• _Record extracts_

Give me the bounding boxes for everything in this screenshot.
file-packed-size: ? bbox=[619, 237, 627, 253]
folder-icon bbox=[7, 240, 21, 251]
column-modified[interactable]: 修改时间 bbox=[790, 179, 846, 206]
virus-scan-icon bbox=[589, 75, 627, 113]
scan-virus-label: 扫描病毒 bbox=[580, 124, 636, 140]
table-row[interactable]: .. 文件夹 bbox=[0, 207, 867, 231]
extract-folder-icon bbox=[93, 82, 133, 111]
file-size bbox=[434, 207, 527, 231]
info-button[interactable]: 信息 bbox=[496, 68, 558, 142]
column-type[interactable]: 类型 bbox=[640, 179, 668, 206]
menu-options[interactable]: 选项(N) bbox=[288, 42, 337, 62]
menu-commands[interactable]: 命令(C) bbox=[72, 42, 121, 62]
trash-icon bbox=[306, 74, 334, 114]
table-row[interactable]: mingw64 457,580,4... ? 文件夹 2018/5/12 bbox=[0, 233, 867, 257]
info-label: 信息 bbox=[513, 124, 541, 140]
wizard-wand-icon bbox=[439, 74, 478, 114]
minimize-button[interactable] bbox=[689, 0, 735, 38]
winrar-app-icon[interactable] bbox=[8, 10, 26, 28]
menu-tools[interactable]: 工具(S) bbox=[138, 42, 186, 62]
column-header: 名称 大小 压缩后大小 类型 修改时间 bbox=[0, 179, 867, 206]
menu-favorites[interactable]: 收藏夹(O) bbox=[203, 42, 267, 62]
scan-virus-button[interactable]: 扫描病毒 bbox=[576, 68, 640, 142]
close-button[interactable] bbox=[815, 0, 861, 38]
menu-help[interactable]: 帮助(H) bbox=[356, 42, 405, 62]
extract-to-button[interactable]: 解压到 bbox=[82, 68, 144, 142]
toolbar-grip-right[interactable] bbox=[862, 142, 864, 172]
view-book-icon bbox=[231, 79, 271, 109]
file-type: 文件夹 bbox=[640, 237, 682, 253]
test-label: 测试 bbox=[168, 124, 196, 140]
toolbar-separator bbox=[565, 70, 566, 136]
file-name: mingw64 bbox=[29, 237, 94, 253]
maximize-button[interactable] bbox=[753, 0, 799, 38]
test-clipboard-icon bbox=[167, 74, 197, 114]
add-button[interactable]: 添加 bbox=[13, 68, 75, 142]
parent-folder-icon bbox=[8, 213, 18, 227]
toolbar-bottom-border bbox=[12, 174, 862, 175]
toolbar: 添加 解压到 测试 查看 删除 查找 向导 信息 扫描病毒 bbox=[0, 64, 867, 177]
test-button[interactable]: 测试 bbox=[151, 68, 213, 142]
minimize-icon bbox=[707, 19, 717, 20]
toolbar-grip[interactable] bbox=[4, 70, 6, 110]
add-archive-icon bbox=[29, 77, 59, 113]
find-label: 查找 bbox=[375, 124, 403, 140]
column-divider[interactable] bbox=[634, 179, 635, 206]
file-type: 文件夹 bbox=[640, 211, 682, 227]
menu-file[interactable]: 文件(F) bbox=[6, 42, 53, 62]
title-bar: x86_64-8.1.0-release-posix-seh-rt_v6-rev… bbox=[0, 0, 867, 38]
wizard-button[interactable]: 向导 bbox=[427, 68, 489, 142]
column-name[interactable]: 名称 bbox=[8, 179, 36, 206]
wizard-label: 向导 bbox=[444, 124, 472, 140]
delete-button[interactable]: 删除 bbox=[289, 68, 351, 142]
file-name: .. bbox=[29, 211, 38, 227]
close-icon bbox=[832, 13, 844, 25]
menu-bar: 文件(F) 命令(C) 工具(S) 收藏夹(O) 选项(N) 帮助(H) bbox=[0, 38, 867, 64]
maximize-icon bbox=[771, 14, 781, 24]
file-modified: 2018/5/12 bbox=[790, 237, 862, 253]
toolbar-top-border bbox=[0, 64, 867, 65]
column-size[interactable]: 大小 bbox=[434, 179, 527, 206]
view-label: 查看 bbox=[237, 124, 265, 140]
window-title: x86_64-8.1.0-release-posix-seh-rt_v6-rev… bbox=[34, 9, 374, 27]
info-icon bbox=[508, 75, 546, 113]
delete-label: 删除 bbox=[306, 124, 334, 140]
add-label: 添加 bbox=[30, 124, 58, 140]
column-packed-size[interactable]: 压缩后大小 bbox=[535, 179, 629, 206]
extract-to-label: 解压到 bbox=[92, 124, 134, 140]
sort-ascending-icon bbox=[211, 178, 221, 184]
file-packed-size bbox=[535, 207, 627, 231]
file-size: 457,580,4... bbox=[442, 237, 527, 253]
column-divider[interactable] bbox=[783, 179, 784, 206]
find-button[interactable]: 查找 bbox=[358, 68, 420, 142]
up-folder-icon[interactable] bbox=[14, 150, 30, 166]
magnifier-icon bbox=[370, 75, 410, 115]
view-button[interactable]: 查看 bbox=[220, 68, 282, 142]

• _Exercise description_
In the lines above, find the word "扫描病毒" and copy each line that contains it.

• _Answer to the exercise_
scan-virus-label: 扫描病毒 bbox=[580, 124, 636, 140]
scan-virus-button[interactable]: 扫描病毒 bbox=[576, 68, 640, 142]
toolbar: 添加 解压到 测试 查看 删除 查找 向导 信息 扫描病毒 bbox=[0, 64, 867, 177]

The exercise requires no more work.